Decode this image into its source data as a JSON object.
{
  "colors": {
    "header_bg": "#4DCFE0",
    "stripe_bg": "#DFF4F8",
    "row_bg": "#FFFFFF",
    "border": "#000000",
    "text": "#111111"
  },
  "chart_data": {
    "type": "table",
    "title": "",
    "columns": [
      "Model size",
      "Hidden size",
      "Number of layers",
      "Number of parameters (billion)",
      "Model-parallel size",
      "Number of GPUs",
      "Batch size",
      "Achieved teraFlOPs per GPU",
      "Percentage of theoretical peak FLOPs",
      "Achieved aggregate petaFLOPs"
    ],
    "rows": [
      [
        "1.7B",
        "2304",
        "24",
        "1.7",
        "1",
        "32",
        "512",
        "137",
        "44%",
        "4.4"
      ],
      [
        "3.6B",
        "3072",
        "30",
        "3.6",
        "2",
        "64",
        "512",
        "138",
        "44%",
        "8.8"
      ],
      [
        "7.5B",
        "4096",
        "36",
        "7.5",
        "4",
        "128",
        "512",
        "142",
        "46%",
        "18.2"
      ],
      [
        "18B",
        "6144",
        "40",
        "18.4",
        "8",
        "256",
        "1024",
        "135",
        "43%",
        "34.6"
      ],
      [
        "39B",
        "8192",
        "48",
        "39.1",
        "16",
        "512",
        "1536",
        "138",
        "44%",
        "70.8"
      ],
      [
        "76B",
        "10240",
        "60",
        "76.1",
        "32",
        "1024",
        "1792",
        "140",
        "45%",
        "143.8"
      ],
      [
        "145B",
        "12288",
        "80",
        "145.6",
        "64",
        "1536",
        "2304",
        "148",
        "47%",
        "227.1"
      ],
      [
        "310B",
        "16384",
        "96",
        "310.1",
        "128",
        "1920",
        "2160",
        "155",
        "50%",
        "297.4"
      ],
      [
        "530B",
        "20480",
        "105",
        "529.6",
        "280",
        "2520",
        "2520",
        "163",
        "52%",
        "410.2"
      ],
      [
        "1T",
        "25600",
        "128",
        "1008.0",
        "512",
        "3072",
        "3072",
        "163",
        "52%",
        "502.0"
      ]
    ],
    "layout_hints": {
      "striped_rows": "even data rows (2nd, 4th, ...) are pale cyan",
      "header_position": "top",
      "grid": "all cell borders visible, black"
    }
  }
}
----------
Task to complete: Every line of the data above should be reproduced word for word.

Response to the exercise:
Decode this image into its source data as a JSON object.
{
  "colors": {
    "header_bg": "#4DCFE0",
    "stripe_bg": "#DFF4F8",
    "row_bg": "#FFFFFF",
    "border": "#000000",
    "text": "#111111"
  },
  "chart_data": {
    "type": "table",
    "title": "",
    "columns": [
      "Model size",
      "Hidden size",
      "Number of layers",
      "Number of parameters (billion)",
      "Model-parallel size",
      "Number of GPUs",
      "Batch size",
      "Achieved teraFlOPs per GPU",
      "Percentage of theoretical peak FLOPs",
      "Achieved aggregate petaFLOPs"
    ],
    "rows": [
      [
        "1.7B",
        "2304",
        "24",
        "1.7",
        "1",
        "32",
        "512",
        "137",
        "44%",
        "4.4"
      ],
      [
        "3.6B",
        "3072",
        "30",
        "3.6",
        "2",
        "64",
        "512",
        "138",
        "44%",
        "8.8"
      ],
      [
        "7.5B",
        "4096",
        "36",
        "7.5",
        "4",
        "128",
        "512",
        "142",
        "46%",
        "18.2"
      ],
      [
        "18B",
        "6144",
        "40",
        "18.4",
        "8",
        "256",
        "1024",
        "135",
        "43%",
        "34.6"
      ],
      [
        "39B",
        "8192",
        "48",
        "39.1",
        "16",
        "512",
        "1536",
        "138",
        "44%",
        "70.8"
      ],
      [
        "76B",
        "10240",
        "60",
        "76.1",
        "32",
        "1024",
        "1792",
        "140",
        "45%",
        "143.8"
      ],
      [
        "145B",
        "12288",
        "80",
        "145.6",
        "64",
        "1536",
        "2304",
        "148",
        "47%",
        "227.1"
      ],
      [
        "310B",
        "16384",
        "96",
        "310.1",
        "128",
        "1920",
        "2160",
        "155",
        "50%",
        "297.4"
      ],
      [
        "530B",
        "20480",
        "105",
        "529.6",
        "280",
        "2520",
        "2520",
        "163",
        "52%",
        "410.2"
      ],
      [
        "1T",
        "25600",
        "128",
        "1008.0",
        "512",
        "3072",
        "3072",
        "163",
        "52%",
        "502.0"
      ]
    ],
    "layout_hints": {
      "striped_rows": "even data rows (2nd, 4th, ...) are pale cyan",
      "header_position": "top",
      "grid": "all cell borders visible, black"
    }
  }
}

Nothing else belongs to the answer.